* [The task]:
The records below need retyping in full; give them again exactly.

* [Data for this task]:
==================================================
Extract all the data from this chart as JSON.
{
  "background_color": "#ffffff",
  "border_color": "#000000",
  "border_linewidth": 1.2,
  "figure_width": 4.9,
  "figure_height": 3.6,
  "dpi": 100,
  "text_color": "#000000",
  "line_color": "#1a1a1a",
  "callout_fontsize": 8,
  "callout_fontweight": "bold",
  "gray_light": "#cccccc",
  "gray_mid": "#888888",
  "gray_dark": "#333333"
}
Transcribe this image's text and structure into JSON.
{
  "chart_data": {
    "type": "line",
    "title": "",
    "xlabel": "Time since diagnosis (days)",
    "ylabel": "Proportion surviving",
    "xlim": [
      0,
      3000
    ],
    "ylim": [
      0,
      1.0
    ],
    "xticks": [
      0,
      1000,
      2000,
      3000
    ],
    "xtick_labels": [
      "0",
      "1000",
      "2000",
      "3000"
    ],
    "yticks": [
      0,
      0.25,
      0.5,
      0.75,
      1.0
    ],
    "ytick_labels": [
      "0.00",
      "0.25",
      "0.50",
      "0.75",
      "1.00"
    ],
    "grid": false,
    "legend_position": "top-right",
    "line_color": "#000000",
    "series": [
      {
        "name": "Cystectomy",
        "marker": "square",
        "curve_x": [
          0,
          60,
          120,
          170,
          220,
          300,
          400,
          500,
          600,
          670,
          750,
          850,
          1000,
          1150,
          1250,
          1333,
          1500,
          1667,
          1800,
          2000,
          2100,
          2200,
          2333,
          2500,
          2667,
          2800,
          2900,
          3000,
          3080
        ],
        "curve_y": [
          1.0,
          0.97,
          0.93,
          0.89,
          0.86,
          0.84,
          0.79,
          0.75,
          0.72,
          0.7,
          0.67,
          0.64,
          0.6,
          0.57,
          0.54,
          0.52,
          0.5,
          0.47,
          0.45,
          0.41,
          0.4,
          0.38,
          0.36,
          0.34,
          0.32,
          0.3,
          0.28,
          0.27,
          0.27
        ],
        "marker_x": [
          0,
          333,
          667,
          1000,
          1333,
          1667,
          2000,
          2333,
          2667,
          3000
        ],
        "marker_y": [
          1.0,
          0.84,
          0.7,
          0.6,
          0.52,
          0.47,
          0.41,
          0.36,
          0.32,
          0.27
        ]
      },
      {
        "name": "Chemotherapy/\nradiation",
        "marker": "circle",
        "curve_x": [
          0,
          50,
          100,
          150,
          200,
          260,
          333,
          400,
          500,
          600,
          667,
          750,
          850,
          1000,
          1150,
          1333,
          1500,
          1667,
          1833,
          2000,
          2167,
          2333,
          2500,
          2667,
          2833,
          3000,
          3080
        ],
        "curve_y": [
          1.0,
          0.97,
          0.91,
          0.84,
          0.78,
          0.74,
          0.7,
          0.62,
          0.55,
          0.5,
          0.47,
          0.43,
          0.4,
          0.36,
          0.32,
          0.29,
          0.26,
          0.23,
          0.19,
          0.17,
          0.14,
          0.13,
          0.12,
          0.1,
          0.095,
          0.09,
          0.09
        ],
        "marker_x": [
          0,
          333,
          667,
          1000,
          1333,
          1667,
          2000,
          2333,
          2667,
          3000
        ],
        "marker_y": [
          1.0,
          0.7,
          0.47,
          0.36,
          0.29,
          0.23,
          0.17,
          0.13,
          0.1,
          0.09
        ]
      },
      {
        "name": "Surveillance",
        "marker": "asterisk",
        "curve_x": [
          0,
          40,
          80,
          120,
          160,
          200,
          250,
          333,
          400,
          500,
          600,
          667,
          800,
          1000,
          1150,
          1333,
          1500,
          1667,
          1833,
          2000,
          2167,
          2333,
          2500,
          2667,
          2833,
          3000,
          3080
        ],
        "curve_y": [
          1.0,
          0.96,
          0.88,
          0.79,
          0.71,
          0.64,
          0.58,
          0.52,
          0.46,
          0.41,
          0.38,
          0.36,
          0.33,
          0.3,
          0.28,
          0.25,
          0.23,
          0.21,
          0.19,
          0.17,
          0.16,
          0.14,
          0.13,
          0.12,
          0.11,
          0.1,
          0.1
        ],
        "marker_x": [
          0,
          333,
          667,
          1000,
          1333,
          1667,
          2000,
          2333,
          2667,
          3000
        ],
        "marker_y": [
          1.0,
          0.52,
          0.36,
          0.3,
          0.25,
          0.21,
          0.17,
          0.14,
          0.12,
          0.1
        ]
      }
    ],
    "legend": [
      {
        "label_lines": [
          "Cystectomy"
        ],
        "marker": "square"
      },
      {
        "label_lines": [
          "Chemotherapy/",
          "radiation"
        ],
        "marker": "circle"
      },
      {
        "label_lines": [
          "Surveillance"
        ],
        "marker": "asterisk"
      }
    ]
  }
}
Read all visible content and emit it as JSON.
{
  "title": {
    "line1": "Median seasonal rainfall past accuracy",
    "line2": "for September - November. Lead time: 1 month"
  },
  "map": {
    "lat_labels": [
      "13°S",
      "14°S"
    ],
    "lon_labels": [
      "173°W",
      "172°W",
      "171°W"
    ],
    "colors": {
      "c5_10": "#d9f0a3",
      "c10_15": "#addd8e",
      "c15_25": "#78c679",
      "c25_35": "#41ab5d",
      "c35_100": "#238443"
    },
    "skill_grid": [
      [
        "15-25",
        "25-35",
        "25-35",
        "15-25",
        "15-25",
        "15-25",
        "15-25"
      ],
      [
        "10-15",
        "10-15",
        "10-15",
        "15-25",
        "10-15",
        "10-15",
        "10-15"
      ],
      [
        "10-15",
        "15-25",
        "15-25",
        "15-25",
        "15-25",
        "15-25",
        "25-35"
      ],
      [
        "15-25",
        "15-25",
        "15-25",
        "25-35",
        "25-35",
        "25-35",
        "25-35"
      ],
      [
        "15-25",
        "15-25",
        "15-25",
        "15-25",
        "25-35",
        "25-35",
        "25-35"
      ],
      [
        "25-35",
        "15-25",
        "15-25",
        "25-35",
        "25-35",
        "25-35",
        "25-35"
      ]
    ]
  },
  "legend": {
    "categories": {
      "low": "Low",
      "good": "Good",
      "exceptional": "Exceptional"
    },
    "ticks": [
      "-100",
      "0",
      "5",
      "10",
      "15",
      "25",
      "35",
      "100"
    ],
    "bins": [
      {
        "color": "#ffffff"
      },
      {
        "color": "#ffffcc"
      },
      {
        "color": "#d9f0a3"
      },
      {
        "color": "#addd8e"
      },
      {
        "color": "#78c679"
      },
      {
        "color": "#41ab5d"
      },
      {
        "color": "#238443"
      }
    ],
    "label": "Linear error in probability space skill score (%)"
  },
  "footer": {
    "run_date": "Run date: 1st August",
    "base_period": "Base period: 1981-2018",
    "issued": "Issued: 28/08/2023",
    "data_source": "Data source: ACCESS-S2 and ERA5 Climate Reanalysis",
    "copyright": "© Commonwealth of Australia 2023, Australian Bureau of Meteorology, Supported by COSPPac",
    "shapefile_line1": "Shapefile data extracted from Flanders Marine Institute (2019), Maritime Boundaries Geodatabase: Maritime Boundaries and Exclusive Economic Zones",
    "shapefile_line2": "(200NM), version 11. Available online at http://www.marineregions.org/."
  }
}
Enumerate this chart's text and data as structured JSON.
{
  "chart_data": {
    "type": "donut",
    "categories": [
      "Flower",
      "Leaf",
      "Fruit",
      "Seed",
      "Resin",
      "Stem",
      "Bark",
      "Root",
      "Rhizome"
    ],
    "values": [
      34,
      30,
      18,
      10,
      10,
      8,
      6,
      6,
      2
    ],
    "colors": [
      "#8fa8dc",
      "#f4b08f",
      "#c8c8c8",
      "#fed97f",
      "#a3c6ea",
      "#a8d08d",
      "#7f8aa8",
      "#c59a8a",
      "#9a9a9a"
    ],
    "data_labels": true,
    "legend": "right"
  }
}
==================================================
* [The result]:
Extract all the data from this chart as JSON.
{
  "background_color": "#ffffff",
  "border_color": "#000000",
  "border_linewidth": 1.2,
  "figure_width": 4.9,
  "figure_height": 3.6,
  "dpi": 100,
  "text_color": "#000000",
  "line_color": "#1a1a1a",
  "callout_fontsize": 8,
  "callout_fontweight": "bold",
  "gray_light": "#cccccc",
  "gray_mid": "#888888",
  "gray_dark": "#333333"
}
Transcribe this image's text and structure into JSON.
{
  "chart_data": {
    "type": "line",
    "title": "",
    "xlabel": "Time since diagnosis (days)",
    "ylabel": "Proportion surviving",
    "xlim": [
      0,
      3000
    ],
    "ylim": [
      0,
      1.0
    ],
    "xticks": [
      0,
      1000,
      2000,
      3000
    ],
    "xtick_labels": [
      "0",
      "1000",
      "2000",
      "3000"
    ],
    "yticks": [
      0,
      0.25,
      0.5,
      0.75,
      1.0
    ],
    "ytick_labels": [
      "0.00",
      "0.25",
      "0.50",
      "0.75",
      "1.00"
    ],
    "grid": false,
    "legend_position": "top-right",
    "line_color": "#000000",
    "series": [
      {
        "name": "Cystectomy",
        "marker": "square",
        "curve_x": [
          0,
          60,
          120,
          170,
          220,
          300,
          400,
          500,
          600,
          670,
          750,
          850,
          1000,
          1150,
          1250,
          1333,
          1500,
          1667,
          1800,
          2000,
          2100,
          2200,
          2333,
          2500,
          2667,
          2800,
          2900,
          3000,
          3080
        ],
        "curve_y": [
          1.0,
          0.97,
          0.93,
          0.89,
          0.86,
          0.84,
          0.79,
          0.75,
          0.72,
          0.7,
          0.67,
          0.64,
          0.6,
          0.57,
          0.54,
          0.52,
          0.5,
          0.47,
          0.45,
          0.41,
          0.4,
          0.38,
          0.36,
          0.34,
          0.32,
          0.3,
          0.28,
          0.27,
          0.27
        ],
        "marker_x": [
          0,
          333,
          667,
          1000,
          1333,
          1667,
          2000,
          2333,
          2667,
          3000
        ],
        "marker_y": [
          1.0,
          0.84,
          0.7,
          0.6,
          0.52,
          0.47,
          0.41,
          0.36,
          0.32,
          0.27
        ]
      },
      {
        "name": "Chemotherapy/\nradiation",
        "marker": "circle",
        "curve_x": [
          0,
          50,
          100,
          150,
          200,
          260,
          333,
          400,
          500,
          600,
          667,
          750,
          850,
          1000,
          1150,
          1333,
          1500,
          1667,
          1833,
          2000,
          2167,
          2333,
          2500,
          2667,
          2833,
          3000,
          3080
        ],
        "curve_y": [
          1.0,
          0.97,
          0.91,
          0.84,
          0.78,
          0.74,
          0.7,
          0.62,
          0.55,
          0.5,
          0.47,
          0.43,
          0.4,
          0.36,
          0.32,
          0.29,
          0.26,
          0.23,
          0.19,
          0.17,
          0.14,
          0.13,
          0.12,
          0.1,
          0.095,
          0.09,
          0.09
        ],
        "marker_x": [
          0,
          333,
          667,
          1000,
          1333,
          1667,
          2000,
          2333,
          2667,
          3000
        ],
        "marker_y": [
          1.0,
          0.7,
          0.47,
          0.36,
          0.29,
          0.23,
          0.17,
          0.13,
          0.1,
          0.09
        ]
      },
      {
        "name": "Surveillance",
        "marker": "asterisk",
        "curve_x": [
          0,
          40,
          80,
          120,
          160,
          200,
          250,
          333,
          400,
          500,
          600,
          667,
          800,
          1000,
          1150,
          1333,
          1500,
          1667,
          1833,
          2000,
          2167,
          2333,
          2500,
          2667,
          2833,
          3000,
          3080
        ],
        "curve_y": [
          1.0,
          0.96,
          0.88,
          0.79,
          0.71,
          0.64,
          0.58,
          0.52,
          0.46,
          0.41,
          0.38,
          0.36,
          0.33,
          0.3,
          0.28,
          0.25,
          0.23,
          0.21,
          0.19,
          0.17,
          0.16,
          0.14,
          0.13,
          0.12,
          0.11,
          0.1,
          0.1
        ],
        "marker_x": [
          0,
          333,
          667,
          1000,
          1333,
          1667,
          2000,
          2333,
          2667,
          3000
        ],
        "marker_y": [
          1.0,
          0.52,
          0.36,
          0.3,
          0.25,
          0.21,
          0.17,
          0.14,
          0.12,
          0.1
        ]
      }
    ],
    "legend": [
      {
        "label_lines": [
          "Cystectomy"
        ],
        "marker": "square"
      },
      {
        "label_lines": [
          "Chemotherapy/",
          "radiation"
        ],
        "marker": "circle"
      },
      {
        "label_lines": [
          "Surveillance"
        ],
        "marker": "asterisk"
      }
    ]
  }
}
Read all visible content and emit it as JSON.
{
  "title": {
    "line1": "Median seasonal rainfall past accuracy",
    "line2": "for September - November. Lead time: 1 month"
  },
  "map": {
    "lat_labels": [
      "13°S",
      "14°S"
    ],
    "lon_labels": [
      "173°W",
      "172°W",
      "171°W"
    ],
    "colors": {
      "c5_10": "#d9f0a3",
      "c10_15": "#addd8e",
      "c15_25": "#78c679",
      "c25_35": "#41ab5d",
      "c35_100": "#238443"
    },
    "skill_grid": [
      [
        "15-25",
        "25-35",
        "25-35",
        "15-25",
        "15-25",
        "15-25",
        "15-25"
      ],
      [
        "10-15",
        "10-15",
        "10-15",
        "15-25",
        "10-15",
        "10-15",
        "10-15"
      ],
      [
        "10-15",
        "15-25",
        "15-25",
        "15-25",
        "15-25",
        "15-25",
        "25-35"
      ],
      [
        "15-25",
        "15-25",
        "15-25",
        "25-35",
        "25-35",
        "25-35",
        "25-35"
      ],
      [
        "15-25",
        "15-25",
        "15-25",
        "15-25",
        "25-35",
        "25-35",
        "25-35"
      ],
      [
        "25-35",
        "15-25",
        "15-25",
        "25-35",
        "25-35",
        "25-35",
        "25-35"
      ]
    ]
  },
  "legend": {
    "categories": {
      "low": "Low",
      "good": "Good",
      "exceptional": "Exceptional"
    },
    "ticks": [
      "-100",
      "0",
      "5",
      "10",
      "15",
      "25",
      "35",
      "100"
    ],
    "bins": [
      {
        "color": "#ffffff"
      },
      {
        "color": "#ffffcc"
      },
      {
        "color": "#d9f0a3"
      },
      {
        "color": "#addd8e"
      },
      {
        "color": "#78c679"
      },
      {
        "color": "#41ab5d"
      },
      {
        "color": "#238443"
      }
    ],
    "label": "Linear error in probability space skill score (%)"
  },
  "footer": {
    "run_date": "Run date: 1st August",
    "base_period": "Base period: 1981-2018",
    "issued": "Issued: 28/08/2023",
    "data_source": "Data source: ACCESS-S2 and ERA5 Climate Reanalysis",
    "copyright": "© Commonwealth of Australia 2023, Australian Bureau of Meteorology, Supported by COSPPac",
    "shapefile_line1": "Shapefile data extracted from Flanders Marine Institute (2019), Maritime Boundaries Geodatabase: Maritime Boundaries and Exclusive Economic Zones",
    "shapefile_line2": "(200NM), version 11. Available online at http://www.marineregions.org/."
  }
}
Enumerate this chart's text and data as structured JSON.
{
  "chart_data": {
    "type": "donut",
    "categories": [
      "Flower",
      "Leaf",
      "Fruit",
      "Seed",
      "Resin",
      "Stem",
      "Bark",
      "Root",
      "Rhizome"
    ],
    "values": [
      34,
      30,
      18,
      10,
      10,
      8,
      6,
      6,
      2
    ],
    "colors": [
      "#8fa8dc",
      "#f4b08f",
      "#c8c8c8",
      "#fed97f",
      "#a3c6ea",
      "#a8d08d",
      "#7f8aa8",
      "#c59a8a",
      "#9a9a9a"
    ],
    "data_labels": true,
    "legend": "right"
  }
}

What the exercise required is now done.